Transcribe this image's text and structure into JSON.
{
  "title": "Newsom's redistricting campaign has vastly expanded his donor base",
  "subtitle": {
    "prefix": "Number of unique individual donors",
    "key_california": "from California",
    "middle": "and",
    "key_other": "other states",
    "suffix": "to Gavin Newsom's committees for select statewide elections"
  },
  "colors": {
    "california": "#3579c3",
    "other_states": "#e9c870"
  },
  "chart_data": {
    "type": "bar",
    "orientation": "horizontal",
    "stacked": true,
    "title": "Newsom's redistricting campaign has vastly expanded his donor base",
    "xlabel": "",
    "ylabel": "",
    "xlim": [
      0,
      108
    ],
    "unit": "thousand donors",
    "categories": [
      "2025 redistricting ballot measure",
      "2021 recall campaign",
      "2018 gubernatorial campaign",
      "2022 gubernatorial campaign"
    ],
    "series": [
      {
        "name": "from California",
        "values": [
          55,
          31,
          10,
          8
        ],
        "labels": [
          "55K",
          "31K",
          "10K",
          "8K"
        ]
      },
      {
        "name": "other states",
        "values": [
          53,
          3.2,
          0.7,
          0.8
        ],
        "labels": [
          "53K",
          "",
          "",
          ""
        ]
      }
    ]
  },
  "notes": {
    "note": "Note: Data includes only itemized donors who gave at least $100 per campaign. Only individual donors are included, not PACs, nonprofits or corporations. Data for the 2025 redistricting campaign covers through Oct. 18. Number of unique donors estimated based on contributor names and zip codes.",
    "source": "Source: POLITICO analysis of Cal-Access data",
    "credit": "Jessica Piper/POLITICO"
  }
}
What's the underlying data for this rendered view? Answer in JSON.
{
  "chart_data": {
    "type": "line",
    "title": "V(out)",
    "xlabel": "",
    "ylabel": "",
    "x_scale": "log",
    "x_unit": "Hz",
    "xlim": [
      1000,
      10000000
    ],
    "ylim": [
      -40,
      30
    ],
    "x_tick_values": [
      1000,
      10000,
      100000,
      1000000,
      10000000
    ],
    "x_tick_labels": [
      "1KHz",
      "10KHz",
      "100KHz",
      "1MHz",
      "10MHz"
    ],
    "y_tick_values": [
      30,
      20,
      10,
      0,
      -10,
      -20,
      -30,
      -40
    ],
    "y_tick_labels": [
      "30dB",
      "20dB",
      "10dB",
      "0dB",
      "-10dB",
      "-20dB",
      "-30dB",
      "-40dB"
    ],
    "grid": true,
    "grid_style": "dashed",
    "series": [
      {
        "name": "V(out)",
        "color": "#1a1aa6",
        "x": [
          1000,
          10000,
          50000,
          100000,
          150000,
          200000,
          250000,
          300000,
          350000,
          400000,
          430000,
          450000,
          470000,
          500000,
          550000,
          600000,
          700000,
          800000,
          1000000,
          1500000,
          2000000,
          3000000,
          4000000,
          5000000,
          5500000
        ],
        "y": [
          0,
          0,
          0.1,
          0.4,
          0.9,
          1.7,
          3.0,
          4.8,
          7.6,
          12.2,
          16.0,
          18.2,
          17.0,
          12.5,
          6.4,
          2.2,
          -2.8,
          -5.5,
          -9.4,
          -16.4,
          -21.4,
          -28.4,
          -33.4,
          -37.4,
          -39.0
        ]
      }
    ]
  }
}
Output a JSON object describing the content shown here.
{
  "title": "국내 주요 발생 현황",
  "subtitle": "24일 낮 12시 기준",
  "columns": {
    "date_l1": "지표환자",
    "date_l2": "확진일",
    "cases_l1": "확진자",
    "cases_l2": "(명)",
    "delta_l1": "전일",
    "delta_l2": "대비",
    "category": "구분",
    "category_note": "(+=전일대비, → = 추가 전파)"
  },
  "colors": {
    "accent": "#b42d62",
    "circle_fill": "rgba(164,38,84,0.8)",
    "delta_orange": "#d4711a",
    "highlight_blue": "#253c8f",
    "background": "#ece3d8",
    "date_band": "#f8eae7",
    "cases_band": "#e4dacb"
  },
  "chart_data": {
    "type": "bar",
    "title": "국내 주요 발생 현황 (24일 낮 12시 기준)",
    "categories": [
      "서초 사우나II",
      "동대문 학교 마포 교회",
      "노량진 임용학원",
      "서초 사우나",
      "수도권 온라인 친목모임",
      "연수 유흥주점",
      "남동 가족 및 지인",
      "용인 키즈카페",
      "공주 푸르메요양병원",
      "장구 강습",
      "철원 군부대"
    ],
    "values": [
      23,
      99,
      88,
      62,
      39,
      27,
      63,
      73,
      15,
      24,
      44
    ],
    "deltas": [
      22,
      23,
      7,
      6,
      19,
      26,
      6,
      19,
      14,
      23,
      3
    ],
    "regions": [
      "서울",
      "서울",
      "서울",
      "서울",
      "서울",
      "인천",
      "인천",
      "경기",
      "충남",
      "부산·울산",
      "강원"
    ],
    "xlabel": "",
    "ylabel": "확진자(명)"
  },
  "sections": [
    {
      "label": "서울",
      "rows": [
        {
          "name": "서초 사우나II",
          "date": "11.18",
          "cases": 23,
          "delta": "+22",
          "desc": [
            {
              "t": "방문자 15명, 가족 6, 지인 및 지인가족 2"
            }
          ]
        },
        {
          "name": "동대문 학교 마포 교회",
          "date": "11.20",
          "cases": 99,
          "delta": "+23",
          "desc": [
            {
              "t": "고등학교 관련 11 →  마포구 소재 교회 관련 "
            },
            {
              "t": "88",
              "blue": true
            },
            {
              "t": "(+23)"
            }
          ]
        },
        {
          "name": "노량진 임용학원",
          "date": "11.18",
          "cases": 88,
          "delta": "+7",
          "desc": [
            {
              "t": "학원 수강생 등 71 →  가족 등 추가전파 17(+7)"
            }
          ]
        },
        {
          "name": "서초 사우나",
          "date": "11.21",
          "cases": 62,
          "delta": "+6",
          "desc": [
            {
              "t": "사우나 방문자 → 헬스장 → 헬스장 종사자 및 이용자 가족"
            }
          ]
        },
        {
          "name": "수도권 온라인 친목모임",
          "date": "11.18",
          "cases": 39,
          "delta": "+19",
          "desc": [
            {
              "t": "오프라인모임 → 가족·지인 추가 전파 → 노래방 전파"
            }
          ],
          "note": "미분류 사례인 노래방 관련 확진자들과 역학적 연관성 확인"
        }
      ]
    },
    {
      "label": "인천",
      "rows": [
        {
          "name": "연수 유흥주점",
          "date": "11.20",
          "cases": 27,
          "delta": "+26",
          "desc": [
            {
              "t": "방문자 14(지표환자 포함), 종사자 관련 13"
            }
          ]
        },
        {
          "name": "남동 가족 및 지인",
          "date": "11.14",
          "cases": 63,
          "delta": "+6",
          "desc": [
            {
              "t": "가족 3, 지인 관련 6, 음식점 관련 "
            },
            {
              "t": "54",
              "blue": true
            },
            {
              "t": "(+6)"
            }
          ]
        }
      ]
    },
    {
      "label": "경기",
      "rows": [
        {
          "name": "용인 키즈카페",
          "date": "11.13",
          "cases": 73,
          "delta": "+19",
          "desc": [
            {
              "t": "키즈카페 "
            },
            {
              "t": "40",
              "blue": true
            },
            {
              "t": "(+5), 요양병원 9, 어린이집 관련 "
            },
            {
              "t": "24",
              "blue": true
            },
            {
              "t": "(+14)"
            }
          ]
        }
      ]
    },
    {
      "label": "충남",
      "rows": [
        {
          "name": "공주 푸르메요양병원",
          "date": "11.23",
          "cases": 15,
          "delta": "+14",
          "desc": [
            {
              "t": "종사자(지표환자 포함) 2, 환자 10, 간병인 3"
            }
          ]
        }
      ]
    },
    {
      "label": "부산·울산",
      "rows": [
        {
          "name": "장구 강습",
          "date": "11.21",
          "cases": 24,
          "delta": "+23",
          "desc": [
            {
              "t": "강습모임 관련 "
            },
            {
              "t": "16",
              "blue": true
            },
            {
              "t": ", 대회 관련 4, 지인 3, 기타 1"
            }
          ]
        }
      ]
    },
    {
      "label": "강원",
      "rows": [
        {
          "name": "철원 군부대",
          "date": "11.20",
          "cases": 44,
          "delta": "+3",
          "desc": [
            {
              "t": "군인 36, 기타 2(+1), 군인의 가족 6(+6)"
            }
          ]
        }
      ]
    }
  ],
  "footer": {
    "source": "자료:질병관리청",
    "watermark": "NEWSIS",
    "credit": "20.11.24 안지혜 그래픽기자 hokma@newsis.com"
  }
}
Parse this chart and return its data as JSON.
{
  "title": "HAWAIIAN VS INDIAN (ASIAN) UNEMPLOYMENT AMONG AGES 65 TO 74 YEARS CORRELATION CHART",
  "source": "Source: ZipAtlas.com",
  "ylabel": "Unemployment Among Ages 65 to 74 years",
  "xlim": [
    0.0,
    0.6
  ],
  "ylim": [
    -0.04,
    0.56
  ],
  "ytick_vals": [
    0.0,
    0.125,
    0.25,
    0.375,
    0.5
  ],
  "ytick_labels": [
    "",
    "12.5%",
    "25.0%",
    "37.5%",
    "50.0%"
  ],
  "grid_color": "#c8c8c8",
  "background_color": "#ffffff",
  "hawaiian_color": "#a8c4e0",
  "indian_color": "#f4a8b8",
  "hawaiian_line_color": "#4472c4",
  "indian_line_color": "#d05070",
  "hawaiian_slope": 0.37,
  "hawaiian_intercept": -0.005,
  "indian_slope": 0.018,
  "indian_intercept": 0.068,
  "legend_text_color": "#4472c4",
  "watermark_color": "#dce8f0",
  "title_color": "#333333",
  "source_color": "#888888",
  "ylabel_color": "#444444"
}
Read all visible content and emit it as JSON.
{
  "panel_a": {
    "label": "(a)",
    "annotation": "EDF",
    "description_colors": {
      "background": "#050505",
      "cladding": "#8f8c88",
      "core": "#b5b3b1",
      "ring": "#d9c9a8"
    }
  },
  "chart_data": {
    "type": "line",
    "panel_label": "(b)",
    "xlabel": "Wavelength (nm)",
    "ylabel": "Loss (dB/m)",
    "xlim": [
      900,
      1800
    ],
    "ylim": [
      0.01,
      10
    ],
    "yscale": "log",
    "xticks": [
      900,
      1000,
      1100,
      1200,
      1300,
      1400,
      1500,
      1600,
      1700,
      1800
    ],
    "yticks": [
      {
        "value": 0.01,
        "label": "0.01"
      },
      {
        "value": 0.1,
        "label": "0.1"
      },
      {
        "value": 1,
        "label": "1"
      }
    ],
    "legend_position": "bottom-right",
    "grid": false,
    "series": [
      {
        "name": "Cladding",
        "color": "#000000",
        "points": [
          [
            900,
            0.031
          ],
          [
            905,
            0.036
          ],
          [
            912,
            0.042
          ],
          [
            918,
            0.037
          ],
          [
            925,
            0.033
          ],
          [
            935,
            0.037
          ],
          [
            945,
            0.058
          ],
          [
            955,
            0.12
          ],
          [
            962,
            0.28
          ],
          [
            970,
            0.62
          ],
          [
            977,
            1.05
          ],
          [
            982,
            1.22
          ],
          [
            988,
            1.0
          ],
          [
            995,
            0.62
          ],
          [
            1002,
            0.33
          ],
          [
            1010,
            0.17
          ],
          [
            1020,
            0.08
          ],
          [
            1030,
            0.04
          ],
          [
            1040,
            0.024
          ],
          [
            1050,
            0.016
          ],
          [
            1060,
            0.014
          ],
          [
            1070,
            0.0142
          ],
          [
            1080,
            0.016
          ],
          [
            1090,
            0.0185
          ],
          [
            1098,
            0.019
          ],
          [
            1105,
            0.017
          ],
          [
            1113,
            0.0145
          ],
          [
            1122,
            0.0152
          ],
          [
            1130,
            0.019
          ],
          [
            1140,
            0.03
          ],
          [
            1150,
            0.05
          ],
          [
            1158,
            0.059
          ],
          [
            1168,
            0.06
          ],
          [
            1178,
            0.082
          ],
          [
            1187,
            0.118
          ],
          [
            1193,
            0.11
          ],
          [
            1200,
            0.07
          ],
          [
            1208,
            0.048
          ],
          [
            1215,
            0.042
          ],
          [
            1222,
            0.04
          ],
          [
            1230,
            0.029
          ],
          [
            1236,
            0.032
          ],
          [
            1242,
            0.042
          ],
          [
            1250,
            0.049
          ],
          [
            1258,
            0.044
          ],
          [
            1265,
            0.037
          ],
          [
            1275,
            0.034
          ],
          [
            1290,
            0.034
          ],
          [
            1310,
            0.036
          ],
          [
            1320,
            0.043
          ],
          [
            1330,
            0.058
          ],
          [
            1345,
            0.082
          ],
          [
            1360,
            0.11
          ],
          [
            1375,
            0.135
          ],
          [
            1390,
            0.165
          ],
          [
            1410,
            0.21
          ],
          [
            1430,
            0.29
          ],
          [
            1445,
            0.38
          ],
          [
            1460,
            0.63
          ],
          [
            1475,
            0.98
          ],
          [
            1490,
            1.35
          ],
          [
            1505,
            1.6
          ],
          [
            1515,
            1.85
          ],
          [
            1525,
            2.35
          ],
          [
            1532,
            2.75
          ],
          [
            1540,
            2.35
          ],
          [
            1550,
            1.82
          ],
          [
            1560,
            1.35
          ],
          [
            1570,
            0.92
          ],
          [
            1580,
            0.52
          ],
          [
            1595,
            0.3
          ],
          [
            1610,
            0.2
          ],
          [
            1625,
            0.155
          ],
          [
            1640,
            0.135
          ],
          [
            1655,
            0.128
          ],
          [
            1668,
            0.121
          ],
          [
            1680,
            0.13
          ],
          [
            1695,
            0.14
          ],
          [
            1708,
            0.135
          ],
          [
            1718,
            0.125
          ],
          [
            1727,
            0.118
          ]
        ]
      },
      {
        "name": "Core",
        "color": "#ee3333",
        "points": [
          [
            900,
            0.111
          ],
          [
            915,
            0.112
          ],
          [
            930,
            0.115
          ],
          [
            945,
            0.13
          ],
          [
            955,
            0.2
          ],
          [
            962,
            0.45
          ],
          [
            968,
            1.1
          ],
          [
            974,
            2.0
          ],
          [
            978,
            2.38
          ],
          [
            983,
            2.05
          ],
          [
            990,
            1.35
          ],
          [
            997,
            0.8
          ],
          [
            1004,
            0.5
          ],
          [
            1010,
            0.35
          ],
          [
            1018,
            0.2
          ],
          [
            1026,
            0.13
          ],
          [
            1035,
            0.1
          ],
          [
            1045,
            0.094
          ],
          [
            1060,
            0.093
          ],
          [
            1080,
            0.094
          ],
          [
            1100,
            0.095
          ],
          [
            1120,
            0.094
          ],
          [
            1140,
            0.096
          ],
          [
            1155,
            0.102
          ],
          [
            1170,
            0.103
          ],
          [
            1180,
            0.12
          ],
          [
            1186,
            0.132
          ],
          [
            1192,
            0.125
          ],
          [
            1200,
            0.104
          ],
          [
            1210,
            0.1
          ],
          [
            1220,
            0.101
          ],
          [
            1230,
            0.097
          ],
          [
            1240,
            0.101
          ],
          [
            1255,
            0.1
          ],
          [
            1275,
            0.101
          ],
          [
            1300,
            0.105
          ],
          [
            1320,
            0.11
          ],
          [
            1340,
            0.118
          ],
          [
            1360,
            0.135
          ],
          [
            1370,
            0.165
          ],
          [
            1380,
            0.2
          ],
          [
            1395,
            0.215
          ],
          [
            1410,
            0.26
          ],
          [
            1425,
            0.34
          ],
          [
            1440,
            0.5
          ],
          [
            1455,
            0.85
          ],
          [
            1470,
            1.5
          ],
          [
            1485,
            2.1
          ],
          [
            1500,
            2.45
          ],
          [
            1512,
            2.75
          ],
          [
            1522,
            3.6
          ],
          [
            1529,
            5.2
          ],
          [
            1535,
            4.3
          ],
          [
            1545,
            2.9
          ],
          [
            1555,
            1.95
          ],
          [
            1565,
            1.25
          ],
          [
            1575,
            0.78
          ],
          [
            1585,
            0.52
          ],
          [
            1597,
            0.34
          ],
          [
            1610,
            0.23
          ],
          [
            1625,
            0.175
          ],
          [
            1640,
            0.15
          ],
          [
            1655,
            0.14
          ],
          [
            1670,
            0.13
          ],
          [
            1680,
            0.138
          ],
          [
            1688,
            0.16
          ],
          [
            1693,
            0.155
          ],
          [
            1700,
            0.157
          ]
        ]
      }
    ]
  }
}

- - -

PROBLEM - Where a line holds "Newsom", copy it out.

OUTPUT FOR THIS EXERCISE -
  "title": "Newsom's redistricting campaign has vastly expanded his donor base",
    "suffix": "to Gavin Newsom's committees for select statewide elections"
    "title": "Newsom's redistricting campaign has vastly expanded his donor base",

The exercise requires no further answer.